**Excerpted data:**
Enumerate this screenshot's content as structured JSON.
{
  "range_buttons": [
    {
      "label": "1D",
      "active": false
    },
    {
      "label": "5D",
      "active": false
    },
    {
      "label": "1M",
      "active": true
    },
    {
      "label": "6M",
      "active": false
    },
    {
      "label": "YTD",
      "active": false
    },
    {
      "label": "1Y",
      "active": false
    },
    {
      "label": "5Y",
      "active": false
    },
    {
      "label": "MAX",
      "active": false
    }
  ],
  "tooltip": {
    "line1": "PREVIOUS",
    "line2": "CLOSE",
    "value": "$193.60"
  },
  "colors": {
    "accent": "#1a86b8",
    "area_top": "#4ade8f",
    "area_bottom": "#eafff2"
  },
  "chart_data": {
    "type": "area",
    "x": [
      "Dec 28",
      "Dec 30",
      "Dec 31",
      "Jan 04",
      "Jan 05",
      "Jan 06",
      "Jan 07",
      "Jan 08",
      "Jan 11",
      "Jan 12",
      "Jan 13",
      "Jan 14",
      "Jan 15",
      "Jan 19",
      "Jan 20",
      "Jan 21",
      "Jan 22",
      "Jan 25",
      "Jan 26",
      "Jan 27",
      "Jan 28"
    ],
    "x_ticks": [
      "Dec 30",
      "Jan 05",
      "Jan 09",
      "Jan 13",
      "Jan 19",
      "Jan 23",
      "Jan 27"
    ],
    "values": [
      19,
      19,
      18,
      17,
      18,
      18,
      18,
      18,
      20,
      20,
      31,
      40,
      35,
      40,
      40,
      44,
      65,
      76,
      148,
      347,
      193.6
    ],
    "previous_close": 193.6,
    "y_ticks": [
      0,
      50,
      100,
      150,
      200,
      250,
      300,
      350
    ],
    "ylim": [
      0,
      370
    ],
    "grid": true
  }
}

**Directions for this task:** Return every record above exactly as it appears.

**Final result:**
Enumerate this screenshot's content as structured JSON.
{
  "range_buttons": [
    {
      "label": "1D",
      "active": false
    },
    {
      "label": "5D",
      "active": false
    },
    {
      "label": "1M",
      "active": true
    },
    {
      "label": "6M",
      "active": false
    },
    {
      "label": "YTD",
      "active": false
    },
    {
      "label": "1Y",
      "active": false
    },
    {
      "label": "5Y",
      "active": false
    },
    {
      "label": "MAX",
      "active": false
    }
  ],
  "tooltip": {
    "line1": "PREVIOUS",
    "line2": "CLOSE",
    "value": "$193.60"
  },
  "colors": {
    "accent": "#1a86b8",
    "area_top": "#4ade8f",
    "area_bottom": "#eafff2"
  },
  "chart_data": {
    "type": "area",
    "x": [
      "Dec 28",
      "Dec 30",
      "Dec 31",
      "Jan 04",
      "Jan 05",
      "Jan 06",
      "Jan 07",
      "Jan 08",
      "Jan 11",
      "Jan 12",
      "Jan 13",
      "Jan 14",
      "Jan 15",
      "Jan 19",
      "Jan 20",
      "Jan 21",
      "Jan 22",
      "Jan 25",
      "Jan 26",
      "Jan 27",
      "Jan 28"
    ],
    "x_ticks": [
      "Dec 30",
      "Jan 05",
      "Jan 09",
      "Jan 13",
      "Jan 19",
      "Jan 23",
      "Jan 27"
    ],
    "values": [
      19,
      19,
      18,
      17,
      18,
      18,
      18,
      18,
      20,
      20,
      31,
      40,
      35,
      40,
      40,
      44,
      65,
      76,
      148,
      347,
      193.6
    ],
    "previous_close": 193.6,
    "y_ticks": [
      0,
      50,
      100,
      150,
      200,
      250,
      300,
      350
    ],
    "ylim": [
      0,
      370
    ],
    "grid": true
  }
}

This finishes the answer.